Data records

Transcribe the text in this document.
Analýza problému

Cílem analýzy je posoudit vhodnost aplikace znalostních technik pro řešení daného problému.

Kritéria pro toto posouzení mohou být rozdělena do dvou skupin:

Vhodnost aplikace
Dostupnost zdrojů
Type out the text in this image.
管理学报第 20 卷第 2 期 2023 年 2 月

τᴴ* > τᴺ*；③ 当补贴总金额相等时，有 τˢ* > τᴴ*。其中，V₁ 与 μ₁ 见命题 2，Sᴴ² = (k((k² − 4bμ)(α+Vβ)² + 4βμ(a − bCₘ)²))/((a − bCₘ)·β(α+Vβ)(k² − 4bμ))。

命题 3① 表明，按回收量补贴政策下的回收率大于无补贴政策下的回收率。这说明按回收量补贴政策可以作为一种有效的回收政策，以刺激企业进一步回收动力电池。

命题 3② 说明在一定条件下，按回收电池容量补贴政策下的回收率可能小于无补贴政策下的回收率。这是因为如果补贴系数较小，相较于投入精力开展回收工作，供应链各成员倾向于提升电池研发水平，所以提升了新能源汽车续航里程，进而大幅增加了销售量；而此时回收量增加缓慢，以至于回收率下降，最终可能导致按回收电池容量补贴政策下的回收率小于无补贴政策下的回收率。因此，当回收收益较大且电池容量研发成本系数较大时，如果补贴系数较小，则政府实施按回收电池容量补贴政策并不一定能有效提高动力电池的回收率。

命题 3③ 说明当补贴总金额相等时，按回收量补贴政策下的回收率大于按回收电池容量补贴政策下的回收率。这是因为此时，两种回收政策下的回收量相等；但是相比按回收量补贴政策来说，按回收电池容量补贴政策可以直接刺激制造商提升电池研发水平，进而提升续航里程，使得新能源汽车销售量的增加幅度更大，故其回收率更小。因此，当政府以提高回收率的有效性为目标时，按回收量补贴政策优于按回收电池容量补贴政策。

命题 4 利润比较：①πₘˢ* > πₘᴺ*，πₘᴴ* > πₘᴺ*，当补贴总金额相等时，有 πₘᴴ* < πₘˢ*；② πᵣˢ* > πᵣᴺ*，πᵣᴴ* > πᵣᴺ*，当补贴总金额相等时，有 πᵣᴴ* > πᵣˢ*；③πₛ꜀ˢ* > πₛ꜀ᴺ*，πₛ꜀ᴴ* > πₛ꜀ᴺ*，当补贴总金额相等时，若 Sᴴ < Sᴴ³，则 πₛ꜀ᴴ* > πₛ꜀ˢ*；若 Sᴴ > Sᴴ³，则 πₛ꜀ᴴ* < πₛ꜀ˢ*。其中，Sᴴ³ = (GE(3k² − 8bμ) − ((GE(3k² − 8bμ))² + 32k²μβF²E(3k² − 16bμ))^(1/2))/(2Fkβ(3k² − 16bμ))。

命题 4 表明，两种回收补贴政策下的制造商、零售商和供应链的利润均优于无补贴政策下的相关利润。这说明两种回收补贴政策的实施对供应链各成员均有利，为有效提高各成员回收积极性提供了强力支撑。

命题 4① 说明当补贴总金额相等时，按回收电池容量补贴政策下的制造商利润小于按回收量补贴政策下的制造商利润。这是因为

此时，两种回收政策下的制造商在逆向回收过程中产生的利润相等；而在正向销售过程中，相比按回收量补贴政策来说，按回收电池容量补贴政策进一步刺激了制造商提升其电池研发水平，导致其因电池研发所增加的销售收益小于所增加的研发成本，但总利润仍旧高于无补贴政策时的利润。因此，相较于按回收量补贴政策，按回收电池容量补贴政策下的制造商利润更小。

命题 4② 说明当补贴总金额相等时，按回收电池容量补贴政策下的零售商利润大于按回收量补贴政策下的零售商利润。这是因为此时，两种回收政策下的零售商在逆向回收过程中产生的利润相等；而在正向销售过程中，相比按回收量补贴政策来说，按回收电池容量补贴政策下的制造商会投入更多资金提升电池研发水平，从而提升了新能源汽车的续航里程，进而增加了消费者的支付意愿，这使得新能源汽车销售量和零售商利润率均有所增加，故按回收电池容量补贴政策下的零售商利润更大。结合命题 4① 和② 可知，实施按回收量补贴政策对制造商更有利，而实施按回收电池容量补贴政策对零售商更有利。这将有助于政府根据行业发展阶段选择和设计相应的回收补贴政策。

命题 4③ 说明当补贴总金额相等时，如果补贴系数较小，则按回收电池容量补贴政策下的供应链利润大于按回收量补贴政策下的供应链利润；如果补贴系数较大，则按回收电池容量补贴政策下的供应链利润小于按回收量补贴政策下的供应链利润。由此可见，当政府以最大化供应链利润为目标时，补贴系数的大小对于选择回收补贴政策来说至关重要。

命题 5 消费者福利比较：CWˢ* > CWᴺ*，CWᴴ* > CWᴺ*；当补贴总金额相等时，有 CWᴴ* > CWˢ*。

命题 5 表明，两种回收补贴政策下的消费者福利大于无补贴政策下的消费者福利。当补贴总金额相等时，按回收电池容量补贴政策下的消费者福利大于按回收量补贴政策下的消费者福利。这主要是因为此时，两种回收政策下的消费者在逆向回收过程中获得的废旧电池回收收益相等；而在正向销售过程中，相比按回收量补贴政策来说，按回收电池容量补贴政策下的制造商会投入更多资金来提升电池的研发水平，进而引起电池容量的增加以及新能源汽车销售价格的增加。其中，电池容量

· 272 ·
* * *
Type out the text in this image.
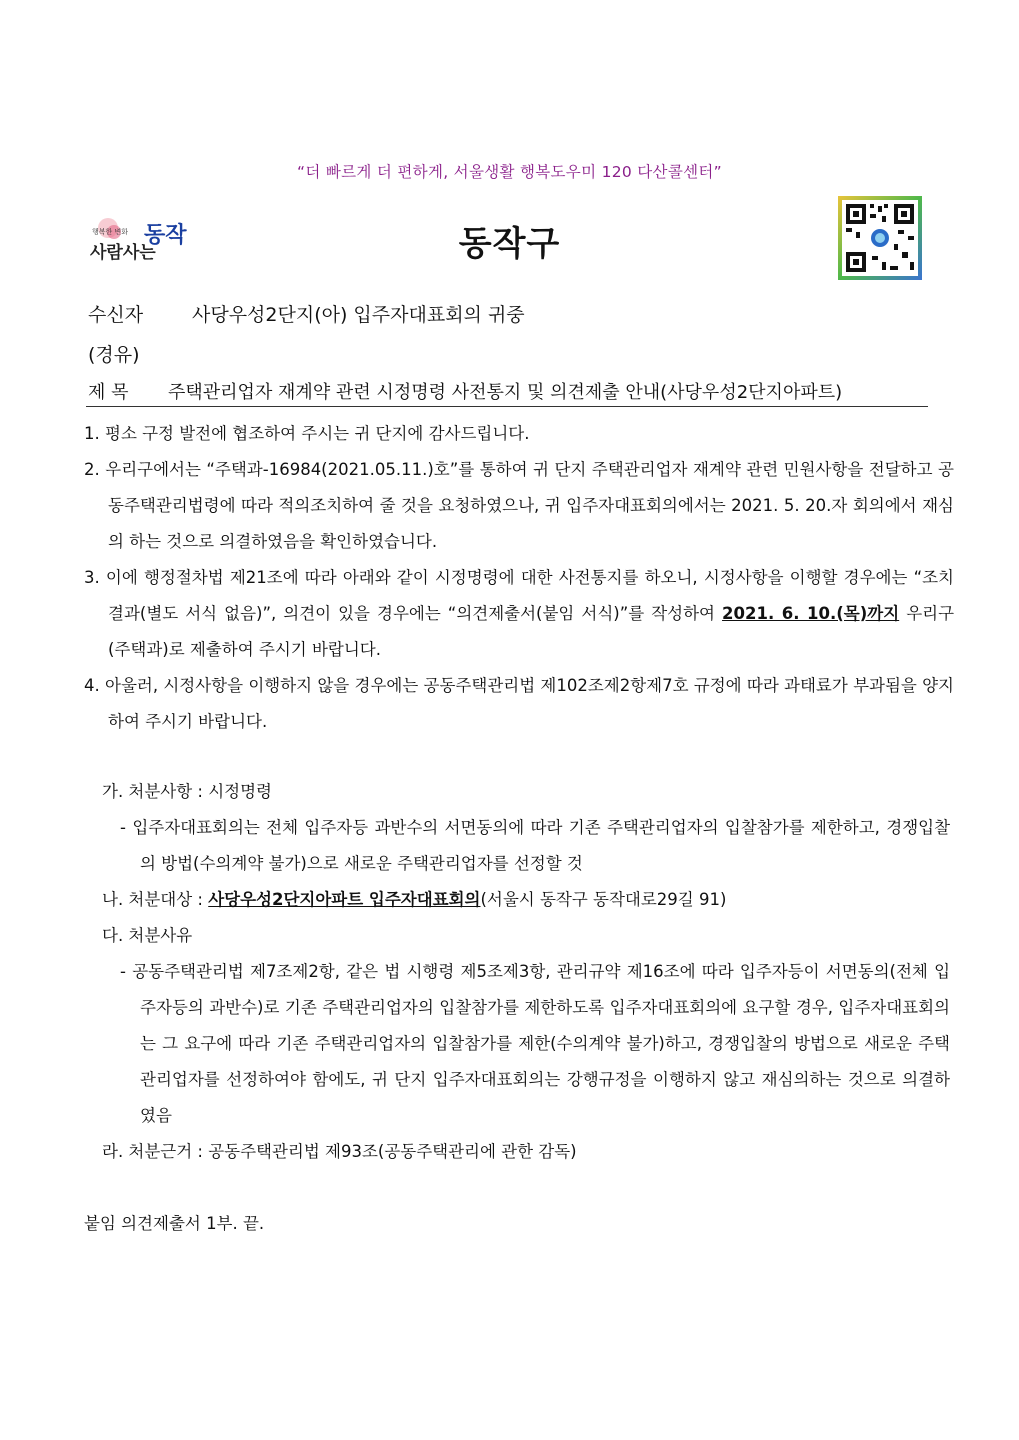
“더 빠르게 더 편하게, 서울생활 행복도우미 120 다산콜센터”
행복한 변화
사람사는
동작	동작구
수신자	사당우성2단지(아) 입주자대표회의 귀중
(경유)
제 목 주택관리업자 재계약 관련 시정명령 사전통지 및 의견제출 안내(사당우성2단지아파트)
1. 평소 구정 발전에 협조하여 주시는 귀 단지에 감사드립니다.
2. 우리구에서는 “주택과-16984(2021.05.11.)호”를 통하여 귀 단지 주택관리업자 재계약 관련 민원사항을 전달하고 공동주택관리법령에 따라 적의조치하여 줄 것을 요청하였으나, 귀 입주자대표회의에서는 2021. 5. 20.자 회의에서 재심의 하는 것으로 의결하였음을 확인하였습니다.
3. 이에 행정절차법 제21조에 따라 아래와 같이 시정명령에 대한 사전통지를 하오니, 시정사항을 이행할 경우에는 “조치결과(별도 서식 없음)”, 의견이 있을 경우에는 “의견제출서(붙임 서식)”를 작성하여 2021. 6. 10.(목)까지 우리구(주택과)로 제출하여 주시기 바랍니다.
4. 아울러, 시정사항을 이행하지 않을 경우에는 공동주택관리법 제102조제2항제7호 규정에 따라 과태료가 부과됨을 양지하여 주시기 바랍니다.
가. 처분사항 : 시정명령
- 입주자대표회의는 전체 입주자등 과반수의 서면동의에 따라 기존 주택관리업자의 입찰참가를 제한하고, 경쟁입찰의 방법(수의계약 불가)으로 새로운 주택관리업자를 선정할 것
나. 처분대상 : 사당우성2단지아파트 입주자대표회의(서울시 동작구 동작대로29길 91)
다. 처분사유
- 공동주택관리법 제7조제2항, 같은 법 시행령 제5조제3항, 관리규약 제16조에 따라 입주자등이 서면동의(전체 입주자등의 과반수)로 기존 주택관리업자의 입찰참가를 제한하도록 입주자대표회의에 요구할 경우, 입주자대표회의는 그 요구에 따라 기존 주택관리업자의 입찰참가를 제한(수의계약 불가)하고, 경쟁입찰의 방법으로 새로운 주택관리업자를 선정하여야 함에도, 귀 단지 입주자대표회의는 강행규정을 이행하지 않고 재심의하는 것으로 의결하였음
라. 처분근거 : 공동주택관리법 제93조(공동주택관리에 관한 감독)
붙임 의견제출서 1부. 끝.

Task prompt -
Pull out every line in the data above that has the word "의견제출서".

Written reply -
3. 이에 행정절차법 제21조에 따라 아래와 같이 시정명령에 대한 사전통지를 하오니, 시정사항을 이행할 경우에는 “조치결과(별도 서식 없음)”, 의견이 있을 경우에는 “의견제출서(붙임 서식)”를 작성하여 2021. 6. 10.(목)까지 우리구(주택과)로 제출하여 주시기 바랍니다.
붙임 의견제출서 1부. 끝.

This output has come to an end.